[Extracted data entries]
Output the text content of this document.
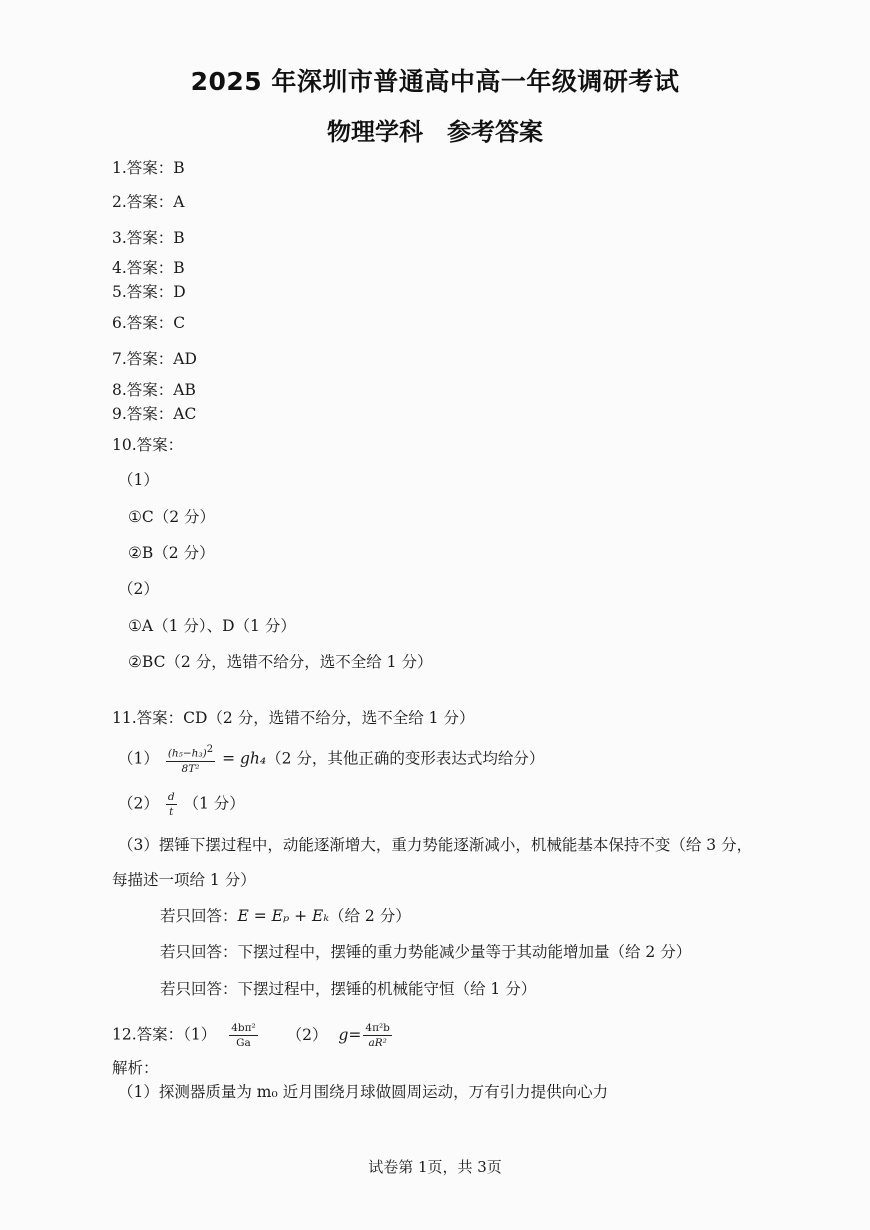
2025 年深圳市普通高中高一年级调研考试
物理学科　参考答案
1.答案：B
2.答案：A
3.答案：B
4.答案：B
5.答案：D
6.答案：C
7.答案：AD
8.答案：AB
9.答案：AC
10.答案：
（1）
①C（2 分）
②B（2 分）
（2）
①A（1 分）、D（1 分）
②BC（2 分，选错不给分，选不全给 1 分）
11.答案：CD（2 分，选错不给分，选不全给 1 分）
$(1) \frac{(h_5-h_3)^2}{\text{8T²}} = gh_4(2$ 分，其他正确的变形表达式均给分）
$(2) \frac{d}{t} (1$ 分）
（3）摆锤下摆过程中，动能逐渐增大，重力势能逐渐减小，机械能基本保持不变（给 3 分，
每描述一项给 1 分）
若只回答：E = Eₚ + Eₖ（给 2 分）
若只回答：下摆过程中，摆锤的重力势能减少量等于其动能增加量（给 2 分）
若只回答：下摆过程中，摆锤的机械能守恒（给 1 分）
12.答案：$(1) \frac{\text{4bπ²}}{Ga} (2)$ $g= \frac{\text{4π²b}}{\text{aR²}}$
解析：
（1）探测器质量为 m₀ 近月围绕月球做圆周运动，万有引力提供向心力
试卷第 1页，共 3页
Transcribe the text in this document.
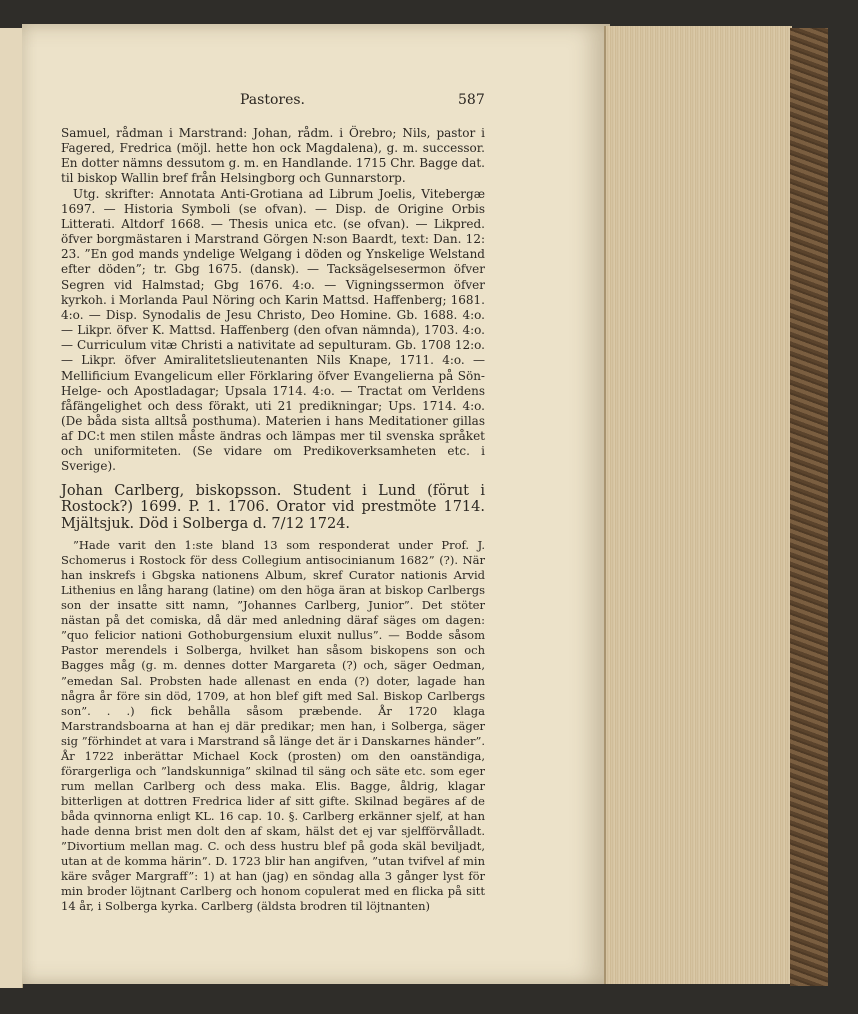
Pastores.	587

Samuel, rådman i Marstrand: Johan, rådm. i Örebro; Nils, pastor i Fagered, Fredrica (möjl. hette hon ock Magdalena), g. m. successor. En dotter nämns dessutom g. m. en Handlande. 1715 Chr. Bagge dat. til biskop Wallin bref från Helsingborg och Gunnarstorp.

Utg. skrifter: Annotata Anti-Grotiana ad Librum Joelis, Vitebergæ 1697. — Historia Symboli (se ofvan). — Disp. de Origine Orbis Litterati. Altdorf 1668. — Thesis unica etc. (se ofvan). — Likpred. öfver borgmästaren i Marstrand Görgen N:son Baardt, text: Dan. 12: 23. ”En god mands yndelige Welgang i döden og Ynskelige Welstand efter döden”; tr. Gbg 1675. (dansk). — Tacksägelsesermon öfver Segren vid Halmstad; Gbg 1676. 4:o. — Vigningssermon öfver kyrkoh. i Morlanda Paul Nöring och Karin Mattsd. Haffenberg; 1681. 4:o. — Disp. Synodalis de Jesu Christo, Deo Homine. Gb. 1688. 4:o. — Likpr. öfver K. Mattsd. Haffenberg (den ofvan nämnda), 1703. 4:o. — Curriculum vitæ Christi a nativitate ad sepulturam. Gb. 1708 12:o. — Likpr. öfver Amiralitetslieutenanten Nils Knape, 1711. 4:o. — Mellificium Evangelicum eller Förklaring öfver Evangelierna på Sön- Helge- och Apostladagar; Upsala 1714. 4:o. — Tractat om Verldens fåfängelighet och dess förakt, uti 21 predikningar; Ups. 1714. 4:o. (De båda sista alltså posthuma). Materien i hans Meditationer gillas af DC:t men stilen måste ändras och lämpas mer til svenska språket och uniformiteten. (Se vidare om Predikoverksamheten etc. i Sverige).

Johan Carlberg, biskopsson. Student i Lund (förut i Rostock?) 1699. P. 1. 1706. Orator vid prestmöte 1714. Mjältsjuk. Död i Solberga d. 7/12 1724.

”Hade varit den 1:ste bland 13 som responderat under Prof. J. Schomerus i Rostock för dess Collegium antisocinianum 1682” (?). När han inskrefs i Gbgska nationens Album, skref Curator nationis Arvid Lithenius en lång harang (latine) om den höga äran at biskop Carlbergs son der insatte sitt namn, ”Johannes Carlberg, Junior”. Det stöter nästan på det comiska, då där med anledning däraf säges om dagen: ”quo felicior nationi Gothoburgensium eluxit nullus”. — Bodde såsom Pastor merendels i Solberga, hvilket han såsom biskopens son och Bagges måg (g. m. dennes dotter Margareta (?) och, säger Oedman, ”emedan Sal. Probsten hade allenast en enda (?) doter, lagade han några år före sin död, 1709, at hon blef gift med Sal. Biskop Carlbergs son”. . .) fick behålla såsom præbende. År 1720 klaga Marstrandsboarna at han ej där predikar; men han, i Solberga, säger sig ”förhindet at vara i Marstrand så länge det är i Danskarnes händer”. År 1722 inberättar Michael Kock (prosten) om den oanständiga, förargerliga och ”landskunniga” skilnad til säng och säte etc. som eger rum mellan Carlberg och dess maka. Elis. Bagge, åldrig, klagar bitterligen at dottren Fredrica lider af sitt gifte. Skilnad begäres af de båda qvinnorna enligt KL. 16 cap. 10. §. Carlberg erkänner sjelf, at han hade denna brist men dolt den af skam, hälst det ej var sjelfförvålladt. ”Divortium mellan mag. C. och dess hustru blef på goda skäl beviljadt, utan at de komma härin”. D. 1723 blir han angifven, ”utan tvifvel af min käre svåger Margraff”: 1) at han (jag) en söndag alla 3 gånger lyst för min broder löjtnant Carlberg och honom copulerat med en flicka på sitt 14 år, i Solberga kyrka. Carlberg (äldsta brodren til löjtnanten)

### REQUIREMENT
Out of the records, collect only those lines that contain the string "frac".

### TASK SOLUTION
$(1) \frac{(h_5-h_3)^2}{\text{8T²}} = gh_4(2$ 分，其他正确的变形表达式均给分）
$(2) \frac{d}{t} (1$ 分）
12.答案：$(1) \frac{\text{4bπ²}}{Ga} (2)$ $g= \frac{\text{4π²b}}{\text{aR²}}$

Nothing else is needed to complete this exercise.